- _Exercise requirements_:
Reproduce the items from the first line through the line containing "svg-text:-40: -40 <box>424", inclusive, changing every "Implied" to "Estimated" and leaving everything else unchanged.

- _Listed records_:

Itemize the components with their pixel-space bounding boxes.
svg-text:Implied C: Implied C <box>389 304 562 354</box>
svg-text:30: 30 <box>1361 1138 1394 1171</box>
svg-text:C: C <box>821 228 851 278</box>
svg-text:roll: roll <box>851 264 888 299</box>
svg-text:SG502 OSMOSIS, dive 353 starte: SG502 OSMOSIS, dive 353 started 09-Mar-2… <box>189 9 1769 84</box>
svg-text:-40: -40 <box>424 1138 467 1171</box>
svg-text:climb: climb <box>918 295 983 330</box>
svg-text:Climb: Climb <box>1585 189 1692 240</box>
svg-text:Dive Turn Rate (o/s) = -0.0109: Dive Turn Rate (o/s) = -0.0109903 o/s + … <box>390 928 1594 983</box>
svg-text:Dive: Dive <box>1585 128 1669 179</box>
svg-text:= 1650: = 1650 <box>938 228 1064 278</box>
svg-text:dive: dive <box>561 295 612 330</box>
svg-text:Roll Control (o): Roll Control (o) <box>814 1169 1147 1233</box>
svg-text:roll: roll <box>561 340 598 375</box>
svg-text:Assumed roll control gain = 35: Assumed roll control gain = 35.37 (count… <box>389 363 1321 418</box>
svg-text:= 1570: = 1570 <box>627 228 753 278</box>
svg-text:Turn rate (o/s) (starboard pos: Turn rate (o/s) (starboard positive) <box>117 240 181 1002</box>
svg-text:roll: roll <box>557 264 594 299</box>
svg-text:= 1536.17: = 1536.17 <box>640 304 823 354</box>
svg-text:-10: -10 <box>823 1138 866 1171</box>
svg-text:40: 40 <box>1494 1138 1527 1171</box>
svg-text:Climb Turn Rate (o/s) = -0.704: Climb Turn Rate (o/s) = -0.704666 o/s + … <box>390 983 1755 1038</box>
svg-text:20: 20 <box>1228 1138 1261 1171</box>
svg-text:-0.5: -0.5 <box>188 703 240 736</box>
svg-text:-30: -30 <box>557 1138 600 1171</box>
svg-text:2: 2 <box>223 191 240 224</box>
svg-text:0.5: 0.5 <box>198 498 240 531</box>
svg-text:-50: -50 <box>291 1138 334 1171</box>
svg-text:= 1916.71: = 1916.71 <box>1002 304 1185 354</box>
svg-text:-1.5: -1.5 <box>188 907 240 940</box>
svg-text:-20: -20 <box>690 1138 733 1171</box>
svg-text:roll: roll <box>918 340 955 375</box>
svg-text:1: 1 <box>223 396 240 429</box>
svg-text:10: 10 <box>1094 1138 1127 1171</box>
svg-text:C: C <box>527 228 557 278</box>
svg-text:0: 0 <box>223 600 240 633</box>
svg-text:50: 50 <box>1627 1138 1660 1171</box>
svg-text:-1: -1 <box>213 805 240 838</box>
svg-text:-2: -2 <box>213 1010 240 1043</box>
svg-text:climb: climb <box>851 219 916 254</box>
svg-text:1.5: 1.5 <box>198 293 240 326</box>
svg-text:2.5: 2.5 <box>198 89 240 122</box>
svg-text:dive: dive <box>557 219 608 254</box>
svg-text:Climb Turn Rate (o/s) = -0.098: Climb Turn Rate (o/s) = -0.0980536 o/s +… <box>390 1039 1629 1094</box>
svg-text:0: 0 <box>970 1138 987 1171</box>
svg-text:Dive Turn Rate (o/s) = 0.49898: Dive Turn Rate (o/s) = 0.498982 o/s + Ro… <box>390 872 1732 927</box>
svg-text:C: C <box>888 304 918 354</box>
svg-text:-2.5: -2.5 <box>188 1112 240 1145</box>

- _Expected output_:
Itemize the components with their pixel-space bounding boxes.
svg-text:Estimated C: Estimated C <box>389 304 562 354</box>
svg-text:30: 30 <box>1361 1138 1394 1171</box>
svg-text:C: C <box>821 228 851 278</box>
svg-text:roll: roll <box>851 264 888 299</box>
svg-text:SG502 OSMOSIS, dive 353 starte: SG502 OSMOSIS, dive 353 started 09-Mar-2… <box>189 9 1769 84</box>
svg-text:-40: -40 <box>424 1138 467 1171</box>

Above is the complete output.